Stated exercise ▸ Copy out word for word the lines of the items starting with the line containing "avatar-suit — [76, 210, 104, 223]" and going on through the line containing "comparison-change: 2% 1%", with both of those lines included.

Source records ▸
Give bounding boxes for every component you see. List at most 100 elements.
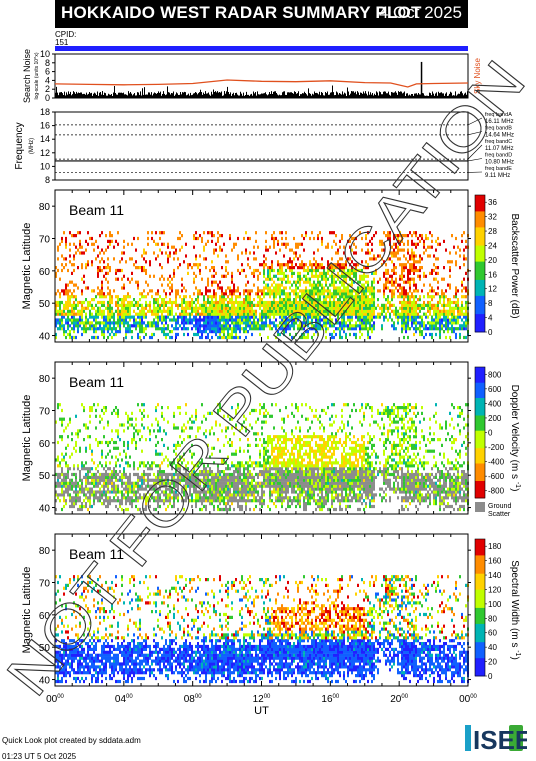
scatter-cell [277, 312, 279, 316]
scatter-cell [261, 263, 263, 267]
scatter-cell [263, 315, 265, 319]
scatter-cell [123, 295, 125, 299]
scatter-cell [291, 268, 293, 273]
scatter-cell [311, 286, 313, 290]
scatter-cell [369, 318, 371, 322]
scatter-cell [393, 251, 395, 255]
scatter-cell [411, 306, 413, 310]
scatter-cell [361, 260, 363, 264]
scatter-cell [167, 242, 169, 246]
scatter-cell [157, 490, 159, 494]
scatter-cell [329, 312, 331, 316]
scatter-cell [141, 472, 143, 477]
scatter-cell [107, 324, 109, 328]
scatter-cell [111, 490, 113, 494]
scatter-cell [143, 312, 145, 316]
scatter-cell [223, 327, 225, 331]
scatter-cell [449, 312, 451, 316]
scatter-cell [161, 475, 163, 479]
scatter-cell [439, 295, 441, 299]
scatter-cell [153, 481, 155, 485]
scatter-cell [261, 303, 263, 307]
scatter-cell [371, 292, 373, 296]
scatter-cell [429, 324, 431, 328]
scatter-cell [127, 443, 129, 447]
scatter-cell [127, 306, 129, 310]
scatter-cell [419, 295, 421, 299]
scatter-cell [103, 324, 105, 328]
scatter-cell [121, 306, 123, 310]
scatter-cell [177, 266, 179, 270]
scatter-cell [311, 303, 313, 307]
scatter-cell [329, 324, 331, 328]
scatter-cell [81, 289, 83, 293]
scatter-cell [227, 312, 229, 316]
scatter-cell [315, 260, 317, 264]
scatter-cell [97, 266, 99, 270]
frequency-band-value: 16.11 MHz [485, 119, 514, 125]
scatter-cell [145, 295, 147, 299]
scatter-cell [93, 481, 95, 485]
scatter-cell [125, 481, 127, 485]
scatter-cell [161, 414, 163, 418]
scatter-cell [419, 321, 421, 325]
scatter-cell [181, 461, 183, 465]
scatter-cell [165, 481, 167, 485]
scatter-cell [173, 493, 175, 497]
scatter-cell [251, 306, 253, 310]
scatter-cell [73, 300, 75, 305]
scatter-cell [57, 309, 59, 313]
scatter-cell [465, 257, 467, 261]
scatter-cell [131, 271, 133, 275]
scatter-cell [69, 335, 71, 340]
scatter-cell [447, 315, 449, 319]
scatter-cell [207, 312, 209, 316]
scatter-cell [465, 309, 467, 313]
scatter-cell [257, 245, 259, 249]
scatter-cell [221, 300, 223, 305]
scatter-cell [135, 318, 137, 322]
scatter-cell [75, 502, 77, 506]
scatter-cell [221, 248, 223, 252]
scatter-cell [171, 475, 173, 479]
frequency-frame [54, 111, 469, 181]
scatter-cell [205, 335, 207, 340]
scatter-cell [447, 330, 449, 334]
scatter-cell [337, 312, 339, 316]
scatter-cell [193, 277, 195, 281]
scatter-cell [311, 321, 313, 325]
scatter-cell [63, 493, 65, 497]
scatter-cell [127, 324, 129, 328]
scatter-cell [83, 464, 85, 468]
scatter-cell [179, 231, 181, 235]
scatter-cell [59, 464, 61, 468]
scatter-cell [449, 251, 451, 255]
scatter-cell [221, 306, 223, 310]
colorbar-step [475, 311, 485, 315]
scatter-cell [123, 470, 125, 474]
scatter-cell [333, 330, 335, 334]
scatter-cell [159, 481, 161, 485]
scatter-cell [95, 309, 97, 313]
scatter-cell [173, 481, 175, 485]
scatter-cell [153, 312, 155, 316]
scatter-cell [433, 306, 435, 310]
scatter-cell [359, 335, 361, 340]
scatter-cell [229, 318, 231, 322]
scatter-cell [415, 286, 417, 290]
scatter-cell [375, 271, 377, 275]
scatter-cell [329, 315, 331, 319]
scatter-cell [413, 254, 415, 258]
scatter-cell [429, 332, 431, 337]
scatter-cell [361, 286, 363, 290]
scatter-cell [137, 467, 139, 471]
scatter-cell [197, 263, 199, 267]
scatter-cell [421, 332, 423, 337]
scatter-cell [353, 280, 355, 284]
scatter-cell [337, 251, 339, 255]
scatter-cell [343, 318, 345, 322]
scatter-cell [361, 277, 363, 281]
scatter-cell [195, 274, 197, 278]
scatter-cell [429, 327, 431, 331]
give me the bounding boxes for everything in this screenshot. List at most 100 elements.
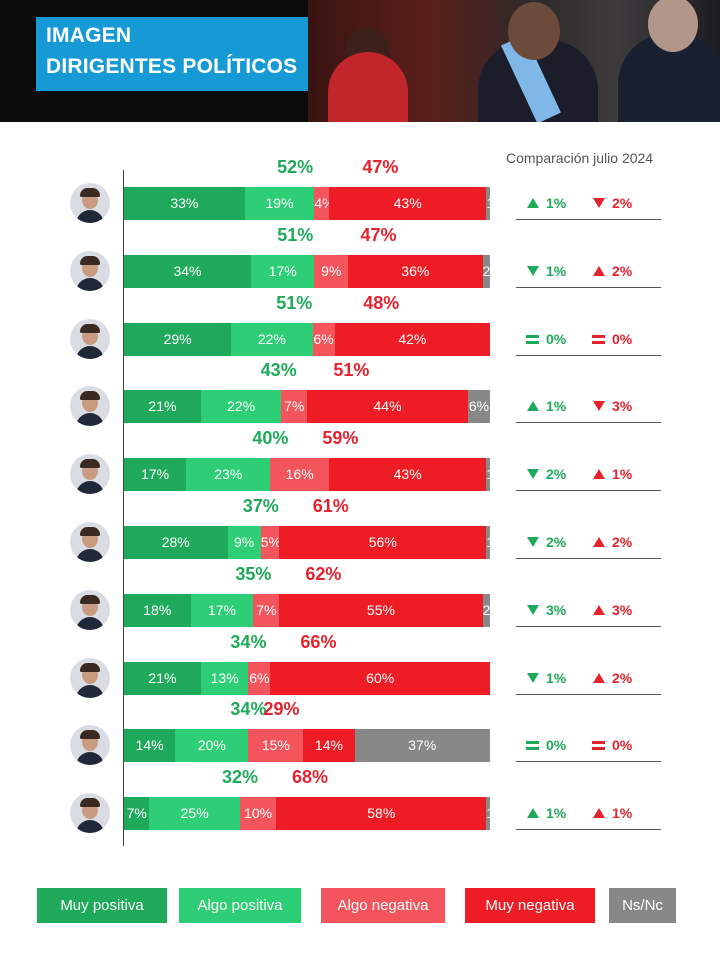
avatar-suit — [76, 210, 104, 223]
equal-icon — [592, 741, 605, 750]
stacked-bar: 21%13%6%60%0% — [124, 662, 496, 695]
triangle-up-icon — [593, 469, 605, 479]
avatar — [70, 522, 110, 562]
bar-segment: 21% — [124, 662, 201, 695]
title-box: IMAGEN DIRIGENTES POLÍTICOS — [36, 17, 308, 91]
comparison-change: 0% 0% — [516, 325, 661, 356]
avatar-hair — [80, 188, 100, 197]
comparison-change: 2% 1% — [516, 460, 661, 491]
stacked-bar: 34%17%9%36%2% — [124, 255, 490, 288]
triangle-down-icon — [527, 266, 539, 276]
avatar — [70, 319, 110, 359]
positive-change: 0% — [526, 331, 566, 347]
negative-change: 2% — [592, 534, 632, 550]
bar-segment: 22% — [231, 323, 313, 356]
avatar — [70, 793, 110, 833]
comparison-value: 1% — [612, 805, 633, 821]
comparison-value: 0% — [612, 331, 633, 347]
bar-segment: 19% — [244, 187, 315, 220]
positive-total-label: 51% — [277, 225, 314, 245]
triangle-up-icon — [593, 605, 605, 615]
bar-segment: 20% — [175, 729, 249, 762]
bar-segment: 43% — [328, 458, 487, 491]
comparison-value: 1% — [546, 398, 567, 414]
bar-segment: 36% — [348, 255, 483, 288]
bar-segment: 2% — [482, 255, 490, 288]
positive-total-label: 43% — [260, 360, 297, 380]
avatar — [70, 658, 110, 698]
comparison-value: 1% — [546, 263, 567, 279]
photo-figure — [508, 2, 560, 60]
bar-segment: 7% — [253, 594, 280, 627]
bar-segment: 1% — [486, 797, 490, 830]
negative-total-label: 62% — [305, 564, 342, 584]
bar-segment: 4% — [314, 187, 329, 220]
comparison-change: 2% 2% — [516, 528, 661, 559]
bar-segment: 5% — [260, 526, 280, 559]
avatar-suit — [76, 481, 104, 494]
avatar — [70, 725, 110, 765]
comparison-value: 0% — [612, 737, 633, 753]
bar-segment: 56% — [279, 526, 487, 559]
triangle-down-icon — [593, 198, 605, 208]
stacked-bar: 7%25%10%58%1% — [124, 797, 490, 830]
stacked-bar: 14% 20% 15% 14% 37% — [124, 729, 490, 762]
bar-segment: 17% — [124, 458, 187, 491]
bar-segment: 58% — [276, 797, 487, 830]
positive-total-label: 40% — [252, 428, 289, 448]
positive-change: 1% — [526, 263, 566, 279]
positive-change: 1% — [526, 398, 566, 414]
bar-segment: 9% — [314, 255, 349, 288]
title-line-1: IMAGEN — [46, 24, 132, 47]
negative-change: 3% — [592, 602, 632, 618]
bar-segment: 21% — [124, 390, 201, 423]
positive-total-label: 51% — [276, 293, 313, 313]
avatar-suit — [76, 820, 104, 833]
comparison-value: 2% — [546, 466, 567, 482]
triangle-down-icon — [527, 673, 539, 683]
comparison-value: 1% — [546, 805, 567, 821]
negative-total-label: 29% — [263, 699, 300, 719]
triangle-down-icon — [527, 605, 539, 615]
positive-change: 2% — [526, 534, 566, 550]
positive-total-label: 34% — [230, 699, 267, 719]
bar-segment: 13% — [200, 662, 249, 695]
avatar — [70, 454, 110, 494]
avatar-hair — [80, 730, 100, 739]
bar-segment: 16% — [270, 458, 329, 491]
bar-segment: 6% — [468, 390, 490, 423]
negative-total-label: 48% — [363, 293, 400, 313]
equal-icon — [592, 335, 605, 344]
comparison-change: 1% 2% — [516, 664, 661, 695]
comparison-label: Comparación julio 2024 — [506, 150, 654, 166]
stacked-bar: 29%22%6%42%0% — [124, 323, 496, 356]
avatar-hair — [80, 595, 100, 604]
triangle-up-icon — [593, 808, 605, 818]
bar-segment: 33% — [124, 187, 245, 220]
avatar-hair — [80, 459, 100, 468]
comparison-value: 1% — [546, 195, 567, 211]
bar-segment: 18% — [124, 594, 191, 627]
bar-segment: 2% — [482, 594, 490, 627]
comparison-value: 0% — [546, 331, 567, 347]
comparison-value: 2% — [546, 534, 567, 550]
bar-segment: 28% — [124, 526, 228, 559]
negative-total-label: 61% — [312, 496, 349, 516]
avatar-suit — [76, 549, 104, 562]
comparison-change: 1% 2% — [516, 257, 661, 288]
comparison-value: 1% — [546, 670, 567, 686]
bar-segment: 43% — [328, 187, 487, 220]
comparison-change: 1% 3% — [516, 392, 661, 423]
comparison-change: 0% 0% — [516, 731, 661, 762]
legend-item: Muy positiva — [37, 888, 167, 923]
negative-total-label: 47% — [362, 157, 399, 177]
stacked-bar: 18%17%7%55%2% — [124, 594, 490, 627]
comparison-change: 3% 3% — [516, 596, 661, 627]
triangle-up-icon — [593, 673, 605, 683]
bar-segment: 17% — [190, 594, 254, 627]
positive-total-label: 34% — [230, 632, 267, 652]
avatar-hair — [80, 798, 100, 807]
legend-item: Ns/Nc — [609, 888, 676, 923]
comparison-change: 1% 1% — [516, 799, 661, 830]
bar-segment: 6% — [312, 323, 335, 356]
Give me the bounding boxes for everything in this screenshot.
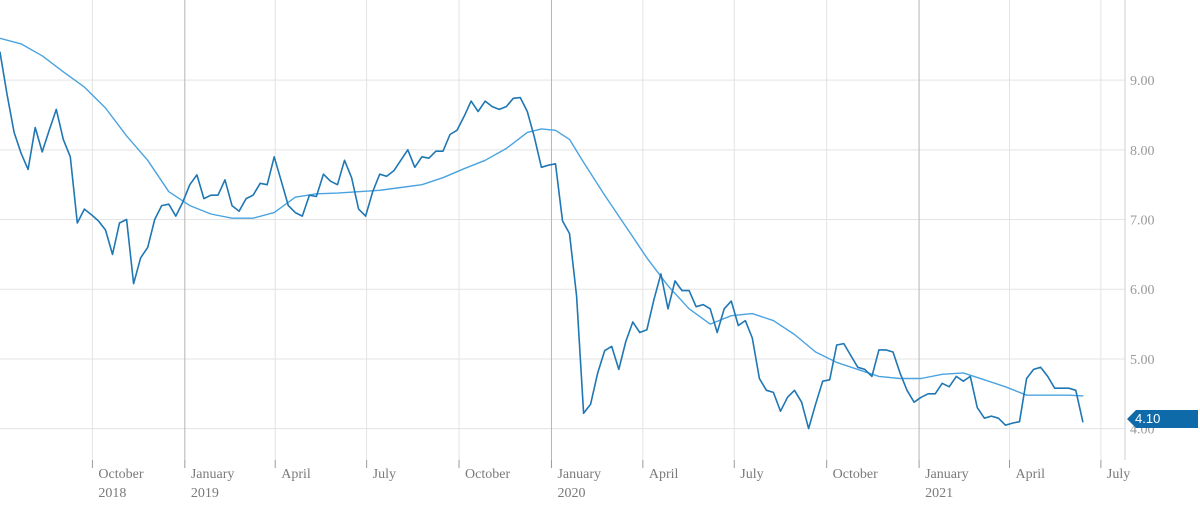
x-tick-label: January (191, 467, 235, 482)
x-tick-label: April (1015, 467, 1045, 482)
y-tick-label: 8.00 (1130, 144, 1155, 159)
horizontal-gridlines (0, 79, 1125, 430)
vertical-gridlines (91, 0, 1102, 468)
x-tick-year-label: 2019 (191, 486, 219, 501)
current-value-badge-shape (1127, 410, 1198, 428)
x-tick-year-label: 2018 (98, 486, 126, 501)
x-tick-label: January (925, 467, 969, 482)
y-axis-tick-labels: 4.005.006.007.008.009.00 (1130, 74, 1155, 437)
x-tick-label: July (740, 467, 763, 482)
x-tick-year-label: 2020 (557, 486, 585, 501)
x-tick-label: October (833, 467, 878, 482)
x-tick-label: July (373, 467, 396, 482)
x-tick-label: October (98, 467, 143, 482)
x-tick-label: January (557, 467, 601, 482)
y-tick-label: 6.00 (1130, 283, 1155, 298)
series-line-weekly (0, 51, 1084, 430)
series-lines (0, 37, 1084, 430)
x-tick-label: April (649, 467, 679, 482)
x-tick-year-label: 2021 (925, 486, 953, 501)
x-tick-label: July (1107, 467, 1130, 482)
y-tick-label: 9.00 (1130, 74, 1155, 89)
x-axis-tick-labels: October 2018 January 2019 April July October Ja… (98, 467, 1130, 501)
y-tick-label: 7.00 (1130, 214, 1155, 229)
current-value-label: 4.10 (1135, 411, 1160, 426)
series-line-average (0, 37, 1084, 397)
x-tick-label: October (465, 467, 510, 482)
x-tick-label: April (281, 467, 311, 482)
current-value-badge: 4.10 (1127, 410, 1198, 428)
y-tick-label: 5.00 (1130, 353, 1155, 368)
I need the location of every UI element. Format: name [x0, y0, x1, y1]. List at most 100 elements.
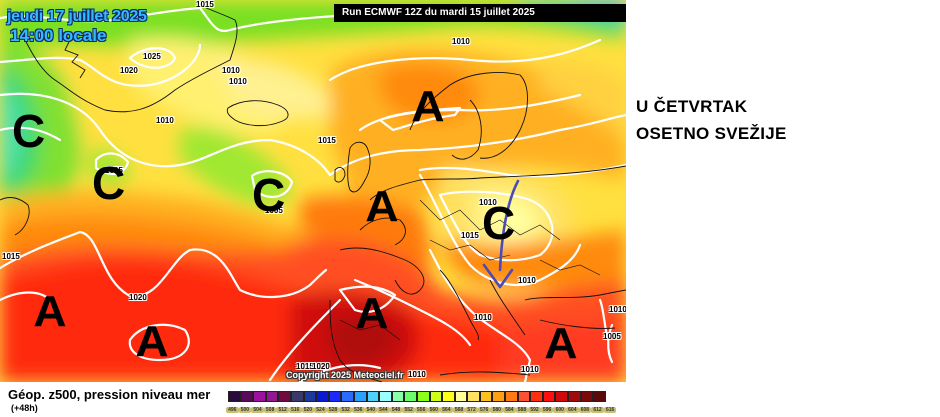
scale-tick-label: 528: [326, 407, 340, 413]
scale-tick-label: 588: [515, 407, 529, 413]
scale-swatch: [454, 391, 468, 402]
scale-tick-label: 512: [276, 407, 289, 413]
forecast-date: jeudi 17 juillet 2025: [7, 8, 147, 25]
isobar-label: 1005: [105, 166, 123, 175]
scale-tick-label: 548: [389, 407, 403, 413]
scale-swatch: [290, 391, 304, 402]
scale-tick-label: 552: [402, 407, 415, 413]
scale-swatch: [278, 391, 291, 402]
scale-swatch: [580, 391, 594, 402]
scale-tick-label: 576: [477, 407, 491, 413]
scale-tick-label: 572: [465, 407, 478, 413]
isobar-label: 1005: [265, 206, 283, 215]
scale-swatch: [379, 391, 392, 402]
scale-tick-label: 608: [578, 407, 592, 413]
scale-tick-label: 592: [528, 407, 541, 413]
forecast-time: 14:00 locale: [10, 26, 107, 45]
scale-swatch: [429, 391, 443, 402]
scale-swatch: [303, 391, 317, 402]
scale-swatch: [416, 391, 430, 402]
scale-swatch: [253, 391, 266, 402]
geopotential-field: [0, 0, 626, 382]
isobar-label: 1020: [120, 66, 138, 75]
scale-tick-label: 532: [339, 407, 352, 413]
isobar-label: 1010: [518, 276, 536, 285]
scale-tick-label: 584: [503, 407, 516, 413]
scale-tick-label: 564: [440, 407, 453, 413]
low-pressure-center: C: [92, 157, 126, 209]
low-pressure-center: C: [482, 197, 516, 249]
scale-tick-label: 604: [566, 407, 579, 413]
isobar-label: 1010: [452, 37, 470, 46]
scale-swatch: [228, 391, 241, 402]
high-pressure-center: A: [355, 289, 389, 338]
scale-tick-label: 580: [490, 407, 504, 413]
isobar-label: 1010: [479, 198, 497, 207]
scale-tick-label: 536: [351, 407, 365, 413]
scale-tick-label: 504: [251, 407, 264, 413]
isobar-label: 1015: [296, 362, 314, 371]
scale-tick-label: 516: [288, 407, 302, 413]
headline-line-2: OSETNO SVEŽIJE: [636, 124, 787, 143]
scale-swatch: [316, 391, 329, 402]
scale-swatch: [568, 391, 581, 402]
isobar-label: 1005: [603, 332, 621, 341]
scale-tick-label: 496: [226, 407, 239, 413]
high-pressure-center: A: [411, 82, 445, 131]
scale-tick-label: 508: [263, 407, 277, 413]
copyright-text: Copyright 2025 Meteociel.fr: [286, 370, 404, 380]
scale-swatch: [366, 391, 380, 402]
isobar-label: 1015: [318, 136, 336, 145]
scale-tick-label: 520: [301, 407, 315, 413]
scale-swatch: [240, 391, 254, 402]
isobar-label: 1010: [521, 365, 539, 374]
isobar-label: 1010: [229, 77, 247, 86]
color-scale-labels: 496 500 504 508 512 516 520 524 528 532 536 540 544 5…: [226, 407, 617, 413]
isobar-label: 1010: [474, 313, 492, 322]
scale-swatch: [555, 391, 569, 402]
scale-tick-label: 560: [427, 407, 441, 413]
scale-swatch: [341, 391, 354, 402]
scale-swatch: [467, 391, 480, 402]
scale-swatch: [265, 391, 279, 402]
low-pressure-center: C: [12, 105, 46, 157]
headline-line-1: U ČETVRTAK: [636, 97, 748, 116]
high-pressure-center: A: [365, 182, 399, 231]
color-scale-bar: [228, 391, 606, 402]
scale-swatch: [479, 391, 493, 402]
scale-swatch: [353, 391, 367, 402]
scale-tick-label: 524: [314, 407, 327, 413]
scale-swatch: [530, 391, 543, 402]
model-run-banner: Run ECMWF 12Z du mardi 15 juillet 2025: [334, 4, 626, 22]
legend-title: Géop. z500, pression niveau mer: [8, 387, 211, 402]
scale-tick-label: 556: [414, 407, 428, 413]
scale-tick-label: 500: [238, 407, 252, 413]
coastlines: [0, 4, 626, 382]
high-pressure-center: A: [33, 287, 67, 336]
annotation-arrow: [482, 179, 520, 289]
scale-swatch: [328, 391, 342, 402]
scale-swatch: [391, 391, 405, 402]
scale-tick-label: 596: [540, 407, 554, 413]
isobar-label: 1020: [312, 362, 330, 371]
scale-swatch: [492, 391, 506, 402]
legend-subtitle: (+48h): [11, 403, 38, 413]
high-pressure-center: A: [544, 319, 578, 368]
weather-map: 1015 1025 1020 1010 1010 1010 1005 1005 1010 1015…: [0, 0, 626, 382]
scale-tick-label: 600: [553, 407, 567, 413]
isobar-label: 1015: [196, 0, 214, 9]
scale-swatch: [593, 391, 606, 402]
scale-tick-label: 612: [591, 407, 604, 413]
scale-swatch: [505, 391, 518, 402]
isobar-label: 1020: [129, 293, 147, 302]
scale-tick-label: 540: [364, 407, 378, 413]
scale-swatch: [517, 391, 531, 402]
isobar-label: 1025: [143, 52, 161, 61]
isobar-label: 1010: [609, 305, 626, 314]
isobar-label: 1015: [2, 252, 20, 261]
scale-tick-label: 544: [377, 407, 390, 413]
scale-swatch: [404, 391, 417, 402]
low-pressure-center: C: [252, 169, 286, 221]
isobar-label: 1015: [461, 231, 479, 240]
scale-swatch: [542, 391, 556, 402]
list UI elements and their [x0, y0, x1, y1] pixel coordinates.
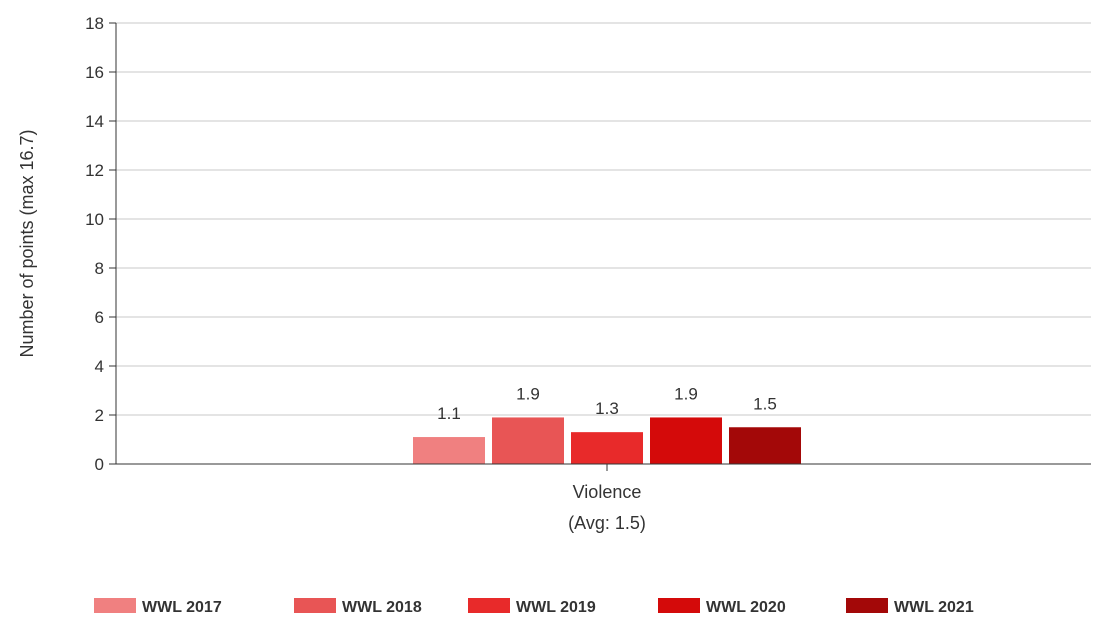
legend-item: WWL 2021 [846, 598, 974, 616]
y-tick-label: 0 [95, 455, 104, 474]
legend-item: WWL 2019 [468, 598, 596, 616]
legend-label: WWL 2018 [342, 599, 422, 616]
y-tick-label: 16 [85, 63, 104, 82]
bar-wwl-2018 [492, 417, 564, 464]
data-labels: 1.1 1.9 1.3 1.9 1.5 [437, 384, 777, 423]
bars [413, 417, 801, 464]
data-label: 1.1 [437, 404, 461, 423]
legend-swatch [468, 598, 510, 613]
y-axis-title: Number of points (max 16.7) [17, 129, 37, 357]
bar-wwl-2019 [571, 432, 643, 464]
legend: WWL 2017 WWL 2018 WWL 2019 WWL 2020 WWL 2021 [94, 598, 974, 616]
y-tick-label: 18 [85, 14, 104, 33]
x-category-sublabel: (Avg: 1.5) [568, 513, 646, 533]
y-tick-label: 8 [95, 259, 104, 278]
y-tick-label: 2 [95, 406, 104, 425]
bar-wwl-2017 [413, 437, 485, 464]
legend-swatch [846, 598, 888, 613]
axes: 0 2 4 6 8 10 12 14 16 18 Number of points (max 16.… [17, 14, 1091, 533]
bar-wwl-2021 [729, 427, 801, 464]
data-label: 1.3 [595, 399, 619, 418]
bar-wwl-2020 [650, 417, 722, 464]
y-tick-label: 10 [85, 210, 104, 229]
data-label: 1.5 [753, 394, 777, 413]
legend-swatch [94, 598, 136, 613]
grid-lines [116, 22, 1091, 416]
legend-label: WWL 2017 [142, 599, 222, 616]
legend-swatch [658, 598, 700, 613]
y-tick-label: 14 [85, 112, 104, 131]
legend-item: WWL 2017 [94, 598, 222, 616]
x-category-label: Violence [573, 482, 642, 502]
y-tick-label: 6 [95, 308, 104, 327]
legend-item: WWL 2018 [294, 598, 422, 616]
data-label: 1.9 [516, 384, 540, 403]
y-tick-label: 12 [85, 161, 104, 180]
legend-item: WWL 2020 [658, 598, 786, 616]
legend-label: WWL 2019 [516, 599, 596, 616]
legend-label: WWL 2021 [894, 599, 974, 616]
y-tick-label: 4 [95, 357, 104, 376]
data-label: 1.9 [674, 384, 698, 403]
legend-swatch [294, 598, 336, 613]
legend-label: WWL 2020 [706, 599, 786, 616]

Solution ▸
avatar-suit — [76, 210, 104, 223]
equal-icon — [592, 741, 605, 750]
stacked-bar: 21%13%6%60%0% — [124, 662, 496, 695]
triangle-up-icon — [593, 469, 605, 479]
avatar — [70, 522, 110, 562]
bar-segment: 21% — [124, 662, 201, 695]
title-box: IMAGEN DIRIGENTES POLÍTICOS — [36, 17, 308, 91]
comparison-change: 0% 0% — [516, 325, 661, 356]
avatar-hair — [80, 188, 100, 197]
comparison-change: 2% 1% — [516, 460, 661, 491]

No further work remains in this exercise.